Stated problem »
The records should be repeated word for word, pictures excluded.

Dataset entries »
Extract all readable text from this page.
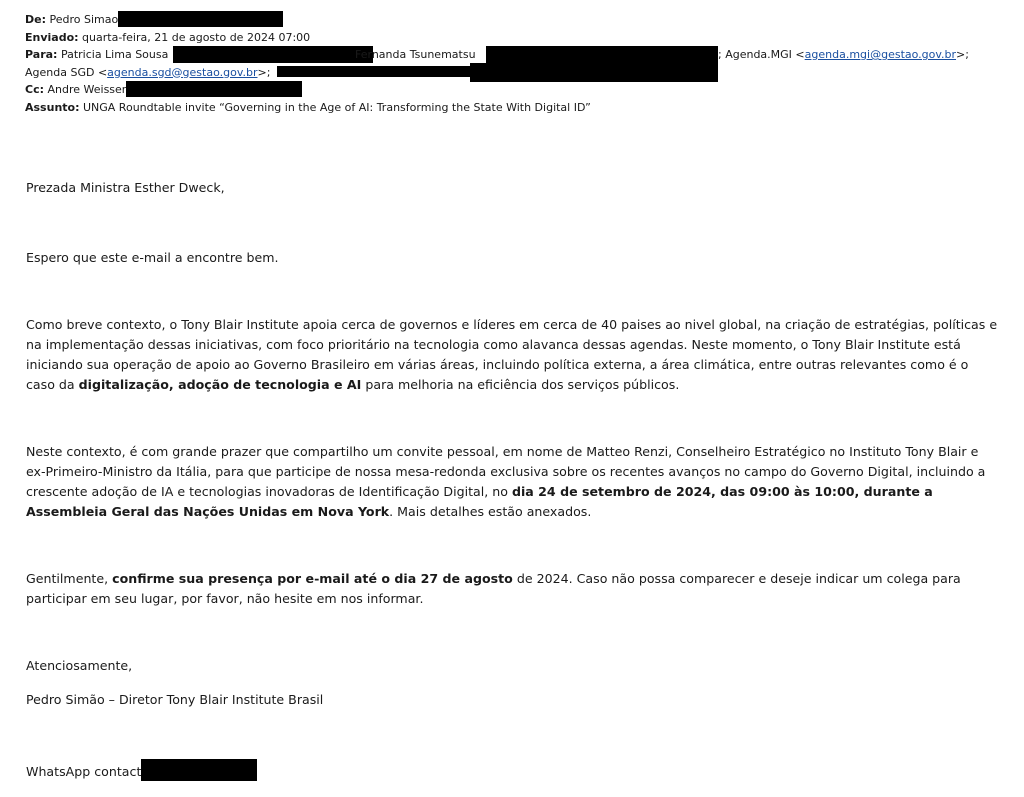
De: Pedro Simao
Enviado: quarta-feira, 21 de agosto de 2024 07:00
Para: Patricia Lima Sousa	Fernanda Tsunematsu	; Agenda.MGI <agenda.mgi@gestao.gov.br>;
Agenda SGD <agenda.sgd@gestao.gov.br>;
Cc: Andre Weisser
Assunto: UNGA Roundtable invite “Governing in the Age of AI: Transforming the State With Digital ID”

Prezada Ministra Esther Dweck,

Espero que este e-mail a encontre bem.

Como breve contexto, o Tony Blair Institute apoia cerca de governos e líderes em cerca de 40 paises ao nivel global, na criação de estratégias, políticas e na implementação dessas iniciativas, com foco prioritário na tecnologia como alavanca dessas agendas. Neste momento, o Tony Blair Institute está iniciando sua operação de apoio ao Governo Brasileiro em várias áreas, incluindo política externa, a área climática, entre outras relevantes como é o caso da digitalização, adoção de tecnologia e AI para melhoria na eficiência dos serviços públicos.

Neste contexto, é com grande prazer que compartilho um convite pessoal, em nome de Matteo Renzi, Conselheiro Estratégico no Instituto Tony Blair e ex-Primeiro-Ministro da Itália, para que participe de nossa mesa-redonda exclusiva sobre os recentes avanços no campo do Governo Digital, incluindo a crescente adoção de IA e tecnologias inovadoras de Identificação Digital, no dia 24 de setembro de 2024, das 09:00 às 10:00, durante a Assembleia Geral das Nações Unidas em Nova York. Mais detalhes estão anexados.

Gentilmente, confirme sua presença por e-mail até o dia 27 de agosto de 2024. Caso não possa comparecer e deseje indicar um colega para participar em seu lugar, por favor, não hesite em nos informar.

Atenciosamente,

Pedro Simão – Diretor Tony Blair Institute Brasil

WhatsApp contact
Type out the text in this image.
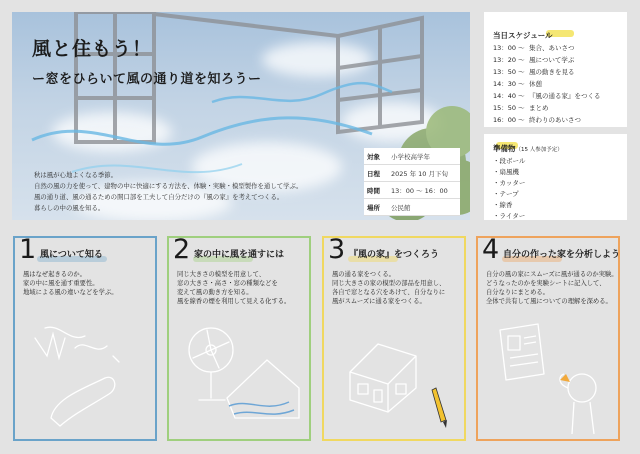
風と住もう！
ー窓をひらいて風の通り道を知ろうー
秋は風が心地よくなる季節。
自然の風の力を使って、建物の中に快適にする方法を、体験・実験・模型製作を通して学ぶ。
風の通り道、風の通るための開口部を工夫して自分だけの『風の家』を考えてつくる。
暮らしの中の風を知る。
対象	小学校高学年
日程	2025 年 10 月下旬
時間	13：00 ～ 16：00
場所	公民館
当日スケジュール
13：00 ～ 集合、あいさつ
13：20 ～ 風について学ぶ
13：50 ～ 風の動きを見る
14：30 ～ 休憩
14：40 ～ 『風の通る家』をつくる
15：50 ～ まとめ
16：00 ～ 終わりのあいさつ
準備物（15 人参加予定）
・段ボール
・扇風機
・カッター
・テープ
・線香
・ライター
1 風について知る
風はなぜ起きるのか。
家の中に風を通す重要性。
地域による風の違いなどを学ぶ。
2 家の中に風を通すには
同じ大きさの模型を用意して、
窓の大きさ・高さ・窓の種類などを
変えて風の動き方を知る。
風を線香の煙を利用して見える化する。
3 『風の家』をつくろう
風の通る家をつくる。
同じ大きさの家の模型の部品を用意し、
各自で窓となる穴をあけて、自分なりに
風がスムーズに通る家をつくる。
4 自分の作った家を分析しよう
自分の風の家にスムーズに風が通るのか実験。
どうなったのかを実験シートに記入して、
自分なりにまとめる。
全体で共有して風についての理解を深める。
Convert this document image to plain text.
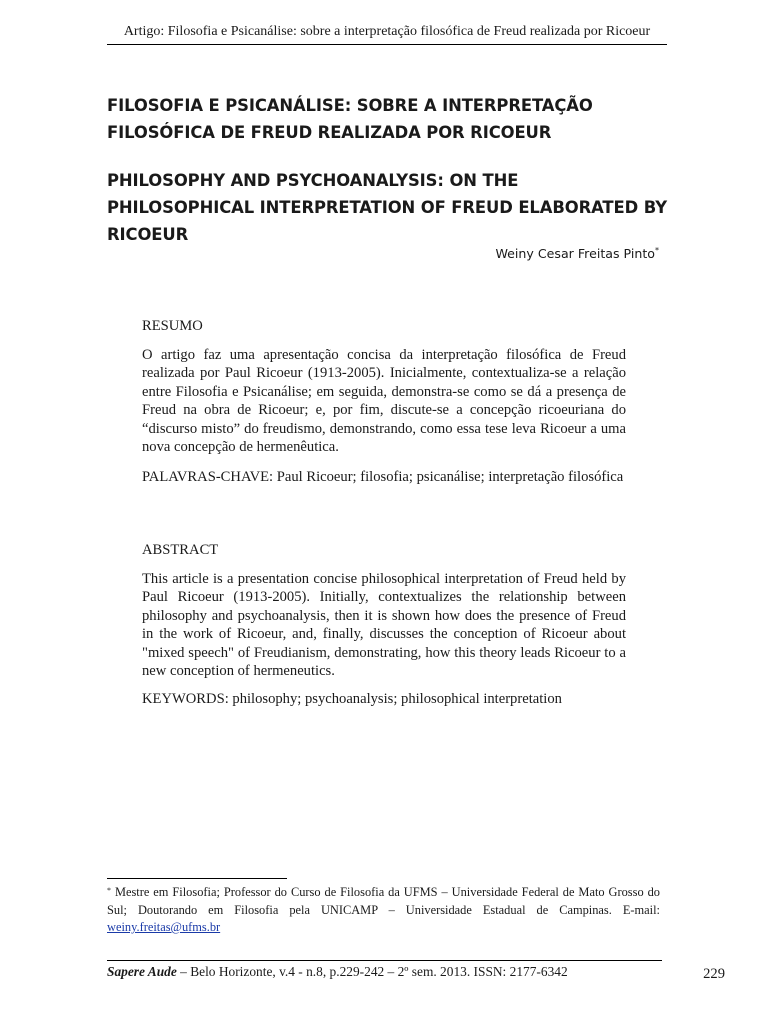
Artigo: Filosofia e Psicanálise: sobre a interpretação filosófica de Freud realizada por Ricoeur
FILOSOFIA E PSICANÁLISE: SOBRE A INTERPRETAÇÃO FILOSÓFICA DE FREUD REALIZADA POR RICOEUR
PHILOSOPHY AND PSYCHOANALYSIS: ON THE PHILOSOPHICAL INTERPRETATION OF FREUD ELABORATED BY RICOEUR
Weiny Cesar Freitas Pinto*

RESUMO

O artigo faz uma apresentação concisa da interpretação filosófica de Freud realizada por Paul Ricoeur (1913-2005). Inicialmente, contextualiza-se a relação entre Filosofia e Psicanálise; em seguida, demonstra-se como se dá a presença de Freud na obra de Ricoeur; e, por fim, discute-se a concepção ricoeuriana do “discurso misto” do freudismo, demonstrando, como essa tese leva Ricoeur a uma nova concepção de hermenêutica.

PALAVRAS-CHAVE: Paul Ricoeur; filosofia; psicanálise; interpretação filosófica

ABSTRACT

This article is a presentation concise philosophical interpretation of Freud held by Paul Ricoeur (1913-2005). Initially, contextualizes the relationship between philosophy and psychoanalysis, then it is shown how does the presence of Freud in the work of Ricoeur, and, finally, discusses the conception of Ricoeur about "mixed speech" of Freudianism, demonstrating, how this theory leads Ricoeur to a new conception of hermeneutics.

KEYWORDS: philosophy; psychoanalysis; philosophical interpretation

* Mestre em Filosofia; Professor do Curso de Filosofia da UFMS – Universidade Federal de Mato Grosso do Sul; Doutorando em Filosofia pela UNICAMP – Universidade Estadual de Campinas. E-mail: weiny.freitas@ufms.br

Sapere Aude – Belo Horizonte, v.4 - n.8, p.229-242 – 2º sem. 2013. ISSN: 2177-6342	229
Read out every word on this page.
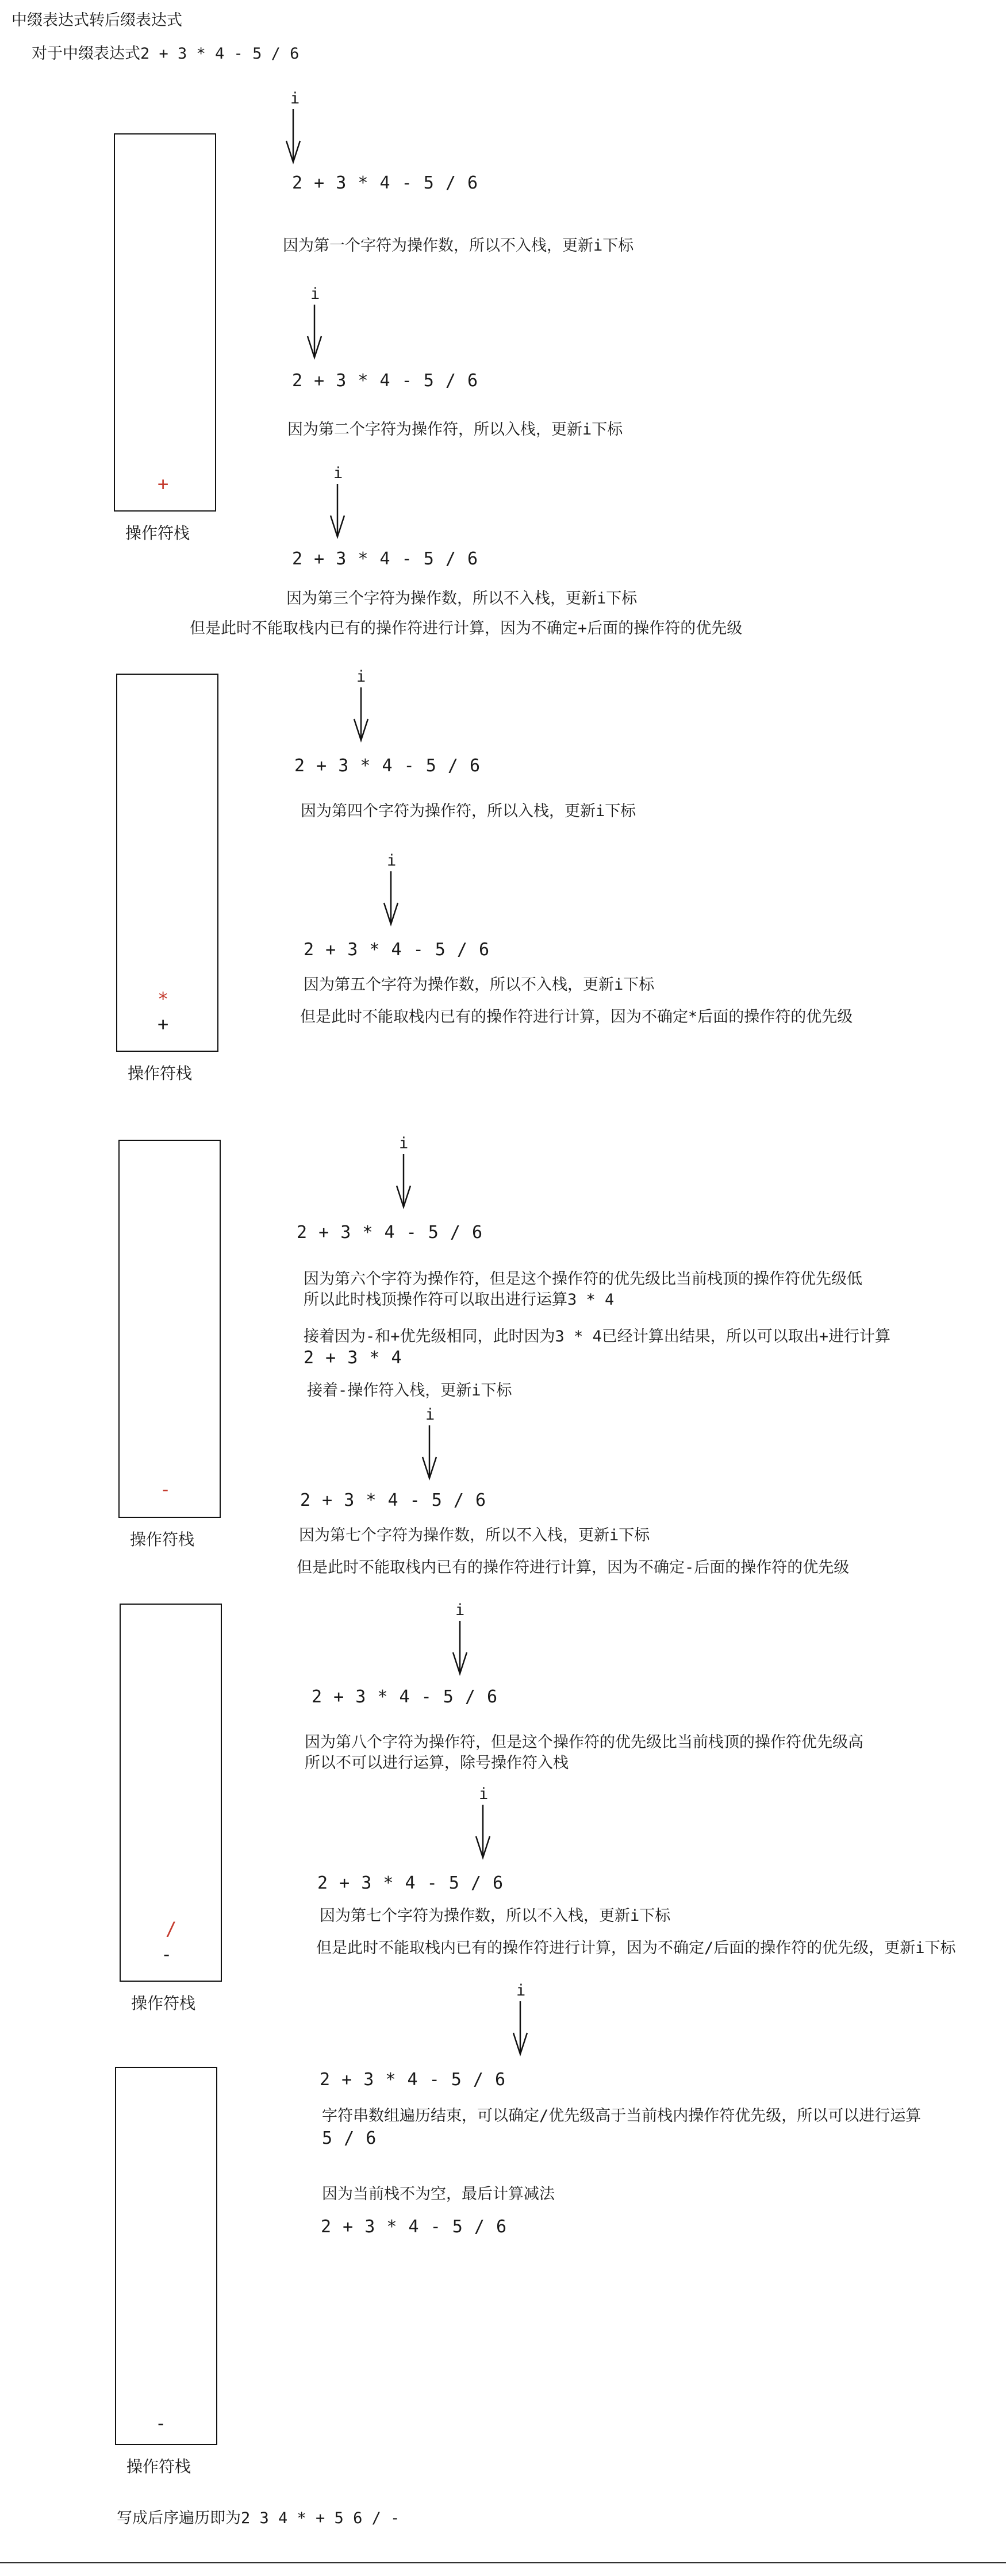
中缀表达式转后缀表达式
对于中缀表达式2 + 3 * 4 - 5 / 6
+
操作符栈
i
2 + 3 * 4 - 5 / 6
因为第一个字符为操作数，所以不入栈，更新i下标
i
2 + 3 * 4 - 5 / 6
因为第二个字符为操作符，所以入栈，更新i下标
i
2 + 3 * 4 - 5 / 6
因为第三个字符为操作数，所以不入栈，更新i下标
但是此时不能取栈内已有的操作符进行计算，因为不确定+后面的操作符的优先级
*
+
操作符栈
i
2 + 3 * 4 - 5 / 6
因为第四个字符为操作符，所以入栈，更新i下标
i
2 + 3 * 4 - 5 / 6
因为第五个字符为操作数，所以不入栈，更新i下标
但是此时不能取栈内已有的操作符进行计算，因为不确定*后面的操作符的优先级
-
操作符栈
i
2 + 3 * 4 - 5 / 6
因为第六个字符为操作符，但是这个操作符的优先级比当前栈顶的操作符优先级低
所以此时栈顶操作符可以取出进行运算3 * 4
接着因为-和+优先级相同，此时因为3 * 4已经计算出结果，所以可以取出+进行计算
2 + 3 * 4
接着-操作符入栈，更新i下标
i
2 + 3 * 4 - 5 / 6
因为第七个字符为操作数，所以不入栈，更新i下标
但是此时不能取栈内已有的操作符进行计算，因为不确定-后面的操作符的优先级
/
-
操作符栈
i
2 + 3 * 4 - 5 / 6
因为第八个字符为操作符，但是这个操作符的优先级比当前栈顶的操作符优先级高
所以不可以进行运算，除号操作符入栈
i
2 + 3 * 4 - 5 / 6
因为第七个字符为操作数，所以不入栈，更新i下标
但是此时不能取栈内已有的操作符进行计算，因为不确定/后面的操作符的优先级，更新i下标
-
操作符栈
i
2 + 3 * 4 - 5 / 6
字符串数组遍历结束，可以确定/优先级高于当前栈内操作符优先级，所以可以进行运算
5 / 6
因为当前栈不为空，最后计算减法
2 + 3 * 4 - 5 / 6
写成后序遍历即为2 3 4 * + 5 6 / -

Answer to the problem »
Extract all readable text from this page.
De: Pedro Simao
Enviado: quarta-feira, 21 de agosto de 2024 07:00
Para: Patricia Lima Sousa	Fernanda Tsunematsu	; Agenda.MGI <agenda.mgi@gestao.gov.br>;
Agenda SGD <agenda.sgd@gestao.gov.br>;
Cc: Andre Weisser
Assunto: UNGA Roundtable invite “Governing in the Age of AI: Transforming the State With Digital ID”

Prezada Ministra Esther Dweck,

Espero que este e-mail a encontre bem.

Como breve contexto, o Tony Blair Institute apoia cerca de governos e líderes em cerca de 40 paises ao nivel global, na criação de estratégias, políticas e na implementação dessas iniciativas, com foco prioritário na tecnologia como alavanca dessas agendas. Neste momento, o Tony Blair Institute está iniciando sua operação de apoio ao Governo Brasileiro em várias áreas, incluindo política externa, a área climática, entre outras relevantes como é o caso da digitalização, adoção de tecnologia e AI para melhoria na eficiência dos serviços públicos.

Neste contexto, é com grande prazer que compartilho um convite pessoal, em nome de Matteo Renzi, Conselheiro Estratégico no Instituto Tony Blair e ex-Primeiro-Ministro da Itália, para que participe de nossa mesa-redonda exclusiva sobre os recentes avanços no campo do Governo Digital, incluindo a crescente adoção de IA e tecnologias inovadoras de Identificação Digital, no dia 24 de setembro de 2024, das 09:00 às 10:00, durante a Assembleia Geral das Nações Unidas em Nova York. Mais detalhes estão anexados.

Gentilmente, confirme sua presença por e-mail até o dia 27 de agosto de 2024. Caso não possa comparecer e deseje indicar um colega para participar em seu lugar, por favor, não hesite em nos informar.

Atenciosamente,

Pedro Simão – Diretor Tony Blair Institute Brasil

WhatsApp contact
Type out the text in this image.
風と住もう！
ー窓をひらいて風の通り道を知ろうー
秋は風が心地よくなる季節。
自然の風の力を使って、建物の中に快適にする方法を、体験・実験・模型製作を通して学ぶ。
風の通り道、風の通るための開口部を工夫して自分だけの『風の家』を考えてつくる。
暮らしの中の風を知る。
対象	小学校高学年
日程	2025 年 10 月下旬
時間	13：00 ～ 16：00
場所	公民館
当日スケジュール
13：00 ～ 集合、あいさつ
13：20 ～ 風について学ぶ
13：50 ～ 風の動きを見る
14：30 ～ 休憩
14：40 ～ 『風の通る家』をつくる
15：50 ～ まとめ
16：00 ～ 終わりのあいさつ
準備物（15 人参加予定）
・段ボール
・扇風機
・カッター
・テープ
・線香
・ライター
1 風について知る
風はなぜ起きるのか。
家の中に風を通す重要性。
地域による風の違いなどを学ぶ。
2 家の中に風を通すには
同じ大きさの模型を用意して、
窓の大きさ・高さ・窓の種類などを
変えて風の動き方を知る。
風を線香の煙を利用して見える化する。
3 『風の家』をつくろう
風の通る家をつくる。
同じ大きさの家の模型の部品を用意し、
各自で窓となる穴をあけて、自分なりに
風がスムーズに通る家をつくる。
4 自分の作った家を分析しよう
自分の風の家にスムーズに風が通るのか実験。
どうなったのかを実験シートに記入して、
自分なりにまとめる。
全体で共有して風についての理解を深める。
Convert this document image to plain text.
Artigo: Filosofia e Psicanálise: sobre a interpretação filosófica de Freud realizada por Ricoeur
FILOSOFIA E PSICANÁLISE: SOBRE A INTERPRETAÇÃO FILOSÓFICA DE FREUD REALIZADA POR RICOEUR
PHILOSOPHY AND PSYCHOANALYSIS: ON THE PHILOSOPHICAL INTERPRETATION OF FREUD ELABORATED BY RICOEUR
Weiny Cesar Freitas Pinto*

RESUMO

O artigo faz uma apresentação concisa da interpretação filosófica de Freud realizada por Paul Ricoeur (1913-2005). Inicialmente, contextualiza-se a relação entre Filosofia e Psicanálise; em seguida, demonstra-se como se dá a presença de Freud na obra de Ricoeur; e, por fim, discute-se a concepção ricoeuriana do “discurso misto” do freudismo, demonstrando, como essa tese leva Ricoeur a uma nova concepção de hermenêutica.

PALAVRAS-CHAVE: Paul Ricoeur; filosofia; psicanálise; interpretação filosófica

ABSTRACT

This article is a presentation concise philosophical interpretation of Freud held by Paul Ricoeur (1913-2005). Initially, contextualizes the relationship between philosophy and psychoanalysis, then it is shown how does the presence of Freud in the work of Ricoeur, and, finally, discusses the conception of Ricoeur about "mixed speech" of Freudianism, demonstrating, how this theory leads Ricoeur to a new conception of hermeneutics.

KEYWORDS: philosophy; psychoanalysis; philosophical interpretation

* Mestre em Filosofia; Professor do Curso de Filosofia da UFMS – Universidade Federal de Mato Grosso do Sul; Doutorando em Filosofia pela UNICAMP – Universidade Estadual de Campinas. E-mail: weiny.freitas@ufms.br

Sapere Aude – Belo Horizonte, v.4 - n.8, p.229-242 – 2º sem. 2013. ISSN: 2177-6342	229
Read out every word on this page.
中缀表达式转后缀表达式
对于中缀表达式2 + 3 * 4 - 5 / 6
+
操作符栈
i
2 + 3 * 4 - 5 / 6
因为第一个字符为操作数，所以不入栈，更新i下标
i
2 + 3 * 4 - 5 / 6
因为第二个字符为操作符，所以入栈，更新i下标
i
2 + 3 * 4 - 5 / 6
因为第三个字符为操作数，所以不入栈，更新i下标
但是此时不能取栈内已有的操作符进行计算，因为不确定+后面的操作符的优先级
*
+
操作符栈
i
2 + 3 * 4 - 5 / 6
因为第四个字符为操作符，所以入栈，更新i下标
i
2 + 3 * 4 - 5 / 6
因为第五个字符为操作数，所以不入栈，更新i下标
但是此时不能取栈内已有的操作符进行计算，因为不确定*后面的操作符的优先级
-
操作符栈
i
2 + 3 * 4 - 5 / 6
因为第六个字符为操作符，但是这个操作符的优先级比当前栈顶的操作符优先级低
所以此时栈顶操作符可以取出进行运算3 * 4
接着因为-和+优先级相同，此时因为3 * 4已经计算出结果，所以可以取出+进行计算
2 + 3 * 4
接着-操作符入栈，更新i下标
i
2 + 3 * 4 - 5 / 6
因为第七个字符为操作数，所以不入栈，更新i下标
但是此时不能取栈内已有的操作符进行计算，因为不确定-后面的操作符的优先级
/
-
操作符栈
i
2 + 3 * 4 - 5 / 6
因为第八个字符为操作符，但是这个操作符的优先级比当前栈顶的操作符优先级高
所以不可以进行运算，除号操作符入栈
i
2 + 3 * 4 - 5 / 6
因为第七个字符为操作数，所以不入栈，更新i下标
但是此时不能取栈内已有的操作符进行计算，因为不确定/后面的操作符的优先级，更新i下标
-
操作符栈
i
2 + 3 * 4 - 5 / 6
字符串数组遍历结束，可以确定/优先级高于当前栈内操作符优先级，所以可以进行运算
5 / 6
因为当前栈不为空，最后计算减法
2 + 3 * 4 - 5 / 6
写成后序遍历即为2 3 4 * + 5 6 / -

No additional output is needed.